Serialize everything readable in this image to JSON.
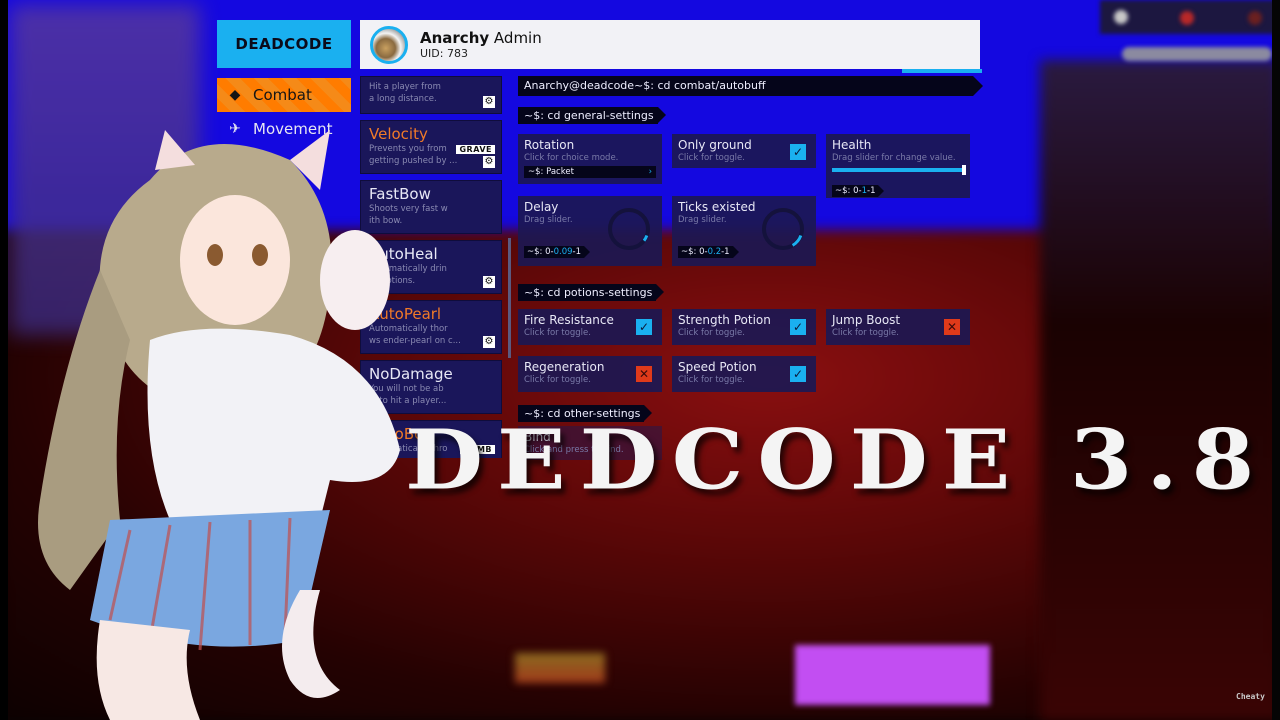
{
  "gui": {
    "logo": "DEADCODE",
    "profile": {
      "name_bold": "Anarchy",
      "name_rest": " Admin",
      "uid": "UID: 783"
    },
    "categories": [
      {
        "label": "Combat",
        "icon": "combat-icon",
        "glyph": "◆",
        "active": true
      },
      {
        "label": "Movement",
        "icon": "plane-icon",
        "glyph": "✈",
        "active": false
      }
    ],
    "modules": [
      {
        "title": "",
        "desc": [
          "Hit a player from",
          "a long distance."
        ],
        "accent": false,
        "gear": true,
        "bind": ""
      },
      {
        "title": "Velocity",
        "desc": [
          "Prevents you from",
          "getting pushed by ..."
        ],
        "accent": true,
        "gear": true,
        "bind": "GRAVE"
      },
      {
        "title": "FastBow",
        "desc": [
          "Shoots very fast w",
          "ith bow."
        ],
        "accent": false,
        "gear": false,
        "bind": ""
      },
      {
        "title": "AutoHeal",
        "desc": [
          "Automatically drin",
          "ks potions."
        ],
        "accent": false,
        "gear": true,
        "bind": ""
      },
      {
        "title": "AutoPearl",
        "desc": [
          "Automatically thor",
          "ws ender-pearl on c..."
        ],
        "accent": true,
        "gear": true,
        "bind": ""
      },
      {
        "title": "NoDamage",
        "desc": [
          "You will not be ab",
          "le to hit a player..."
        ],
        "accent": false,
        "gear": false,
        "bind": ""
      },
      {
        "title": "AutoBow",
        "desc": [
          "Automatically thro",
          ""
        ],
        "accent": true,
        "gear": false,
        "bind": "NUMB"
      }
    ],
    "path": "Anarchy@deadcode~$: cd combat/autobuff",
    "sections": {
      "general": "~$: cd general-settings",
      "potions": "~$: cd potions-settings",
      "other": "~$: cd other-settings"
    },
    "general": {
      "rotation": {
        "name": "Rotation",
        "hint": "Click for choice mode.",
        "value": "~$: Packet",
        "arrow": "›"
      },
      "only_ground": {
        "name": "Only ground",
        "hint": "Click for toggle.",
        "checked": true,
        "mark": "✓"
      },
      "health": {
        "name": "Health",
        "hint": "Drag slider for change value.",
        "prefix": "~$: 0-",
        "current": "1",
        "suffix": "-1",
        "fraction": 1.0
      },
      "delay": {
        "name": "Delay",
        "hint": "Drag slider.",
        "prefix": "~$: 0-",
        "current": "0.09",
        "suffix": "-1",
        "fraction": 0.09
      },
      "ticks": {
        "name": "Ticks existed",
        "hint": "Drag slider.",
        "prefix": "~$: 0-",
        "current": "0.2",
        "suffix": "-1",
        "fraction": 0.2
      }
    },
    "potions": [
      {
        "name": "Fire Resistance",
        "hint": "Click for toggle.",
        "checked": true,
        "mark": "✓"
      },
      {
        "name": "Strength Potion",
        "hint": "Click for toggle.",
        "checked": true,
        "mark": "✓"
      },
      {
        "name": "Jump Boost",
        "hint": "Click for toggle.",
        "checked": false,
        "mark": "✕"
      },
      {
        "name": "Regeneration",
        "hint": "Click for toggle.",
        "checked": false,
        "mark": "✕"
      },
      {
        "name": "Speed Potion",
        "hint": "Click for toggle.",
        "checked": true,
        "mark": "✓"
      }
    ],
    "other": {
      "bind": {
        "name": "Bind",
        "hint": "Click and press to bind."
      }
    }
  },
  "overlay": {
    "title": "DEDCODE 3.8",
    "watermark": "Cheaty"
  },
  "colors": {
    "accent_blue": "#1ab0f0",
    "accent_orange": "#ff7c00",
    "toggle_off": "#e03a1a",
    "panel": "#1c1852"
  }
}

Work required:
Transcribe the records word for word and include no pictures.

Problem solution:
Serialize everything readable in this image to JSON.
{
  "gui": {
    "logo": "DEADCODE",
    "profile": {
      "name_bold": "Anarchy",
      "name_rest": " Admin",
      "uid": "UID: 783"
    },
    "categories": [
      {
        "label": "Combat",
        "icon": "combat-icon",
        "glyph": "◆",
        "active": true
      },
      {
        "label": "Movement",
        "icon": "plane-icon",
        "glyph": "✈",
        "active": false
      }
    ],
    "modules": [
      {
        "title": "",
        "desc": [
          "Hit a player from",
          "a long distance."
        ],
        "accent": false,
        "gear": true,
        "bind": ""
      },
      {
        "title": "Velocity",
        "desc": [
          "Prevents you from",
          "getting pushed by ..."
        ],
        "accent": true,
        "gear": true,
        "bind": "GRAVE"
      },
      {
        "title": "FastBow",
        "desc": [
          "Shoots very fast w",
          "ith bow."
        ],
        "accent": false,
        "gear": false,
        "bind": ""
      },
      {
        "title": "AutoHeal",
        "desc": [
          "Automatically drin",
          "ks potions."
        ],
        "accent": false,
        "gear": true,
        "bind": ""
      },
      {
        "title": "AutoPearl",
        "desc": [
          "Automatically thor",
          "ws ender-pearl on c..."
        ],
        "accent": true,
        "gear": true,
        "bind": ""
      },
      {
        "title": "NoDamage",
        "desc": [
          "You will not be ab",
          "le to hit a player..."
        ],
        "accent": false,
        "gear": false,
        "bind": ""
      },
      {
        "title": "AutoBow",
        "desc": [
          "Automatically thro",
          ""
        ],
        "accent": true,
        "gear": false,
        "bind": "NUMB"
      }
    ],
    "path": "Anarchy@deadcode~$: cd combat/autobuff",
    "sections": {
      "general": "~$: cd general-settings",
      "potions": "~$: cd potions-settings",
      "other": "~$: cd other-settings"
    },
    "general": {
      "rotation": {
        "name": "Rotation",
        "hint": "Click for choice mode.",
        "value": "~$: Packet",
        "arrow": "›"
      },
      "only_ground": {
        "name": "Only ground",
        "hint": "Click for toggle.",
        "checked": true,
        "mark": "✓"
      },
      "health": {
        "name": "Health",
        "hint": "Drag slider for change value.",
        "prefix": "~$: 0-",
        "current": "1",
        "suffix": "-1",
        "fraction": 1.0
      },
      "delay": {
        "name": "Delay",
        "hint": "Drag slider.",
        "prefix": "~$: 0-",
        "current": "0.09",
        "suffix": "-1",
        "fraction": 0.09
      },
      "ticks": {
        "name": "Ticks existed",
        "hint": "Drag slider.",
        "prefix": "~$: 0-",
        "current": "0.2",
        "suffix": "-1",
        "fraction": 0.2
      }
    },
    "potions": [
      {
        "name": "Fire Resistance",
        "hint": "Click for toggle.",
        "checked": true,
        "mark": "✓"
      },
      {
        "name": "Strength Potion",
        "hint": "Click for toggle.",
        "checked": true,
        "mark": "✓"
      },
      {
        "name": "Jump Boost",
        "hint": "Click for toggle.",
        "checked": false,
        "mark": "✕"
      },
      {
        "name": "Regeneration",
        "hint": "Click for toggle.",
        "checked": false,
        "mark": "✕"
      },
      {
        "name": "Speed Potion",
        "hint": "Click for toggle.",
        "checked": true,
        "mark": "✓"
      }
    ],
    "other": {
      "bind": {
        "name": "Bind",
        "hint": "Click and press to bind."
      }
    }
  },
  "overlay": {
    "title": "DEDCODE 3.8",
    "watermark": "Cheaty"
  },
  "colors": {
    "accent_blue": "#1ab0f0",
    "accent_orange": "#ff7c00",
    "toggle_off": "#e03a1a",
    "panel": "#1c1852"
  }
}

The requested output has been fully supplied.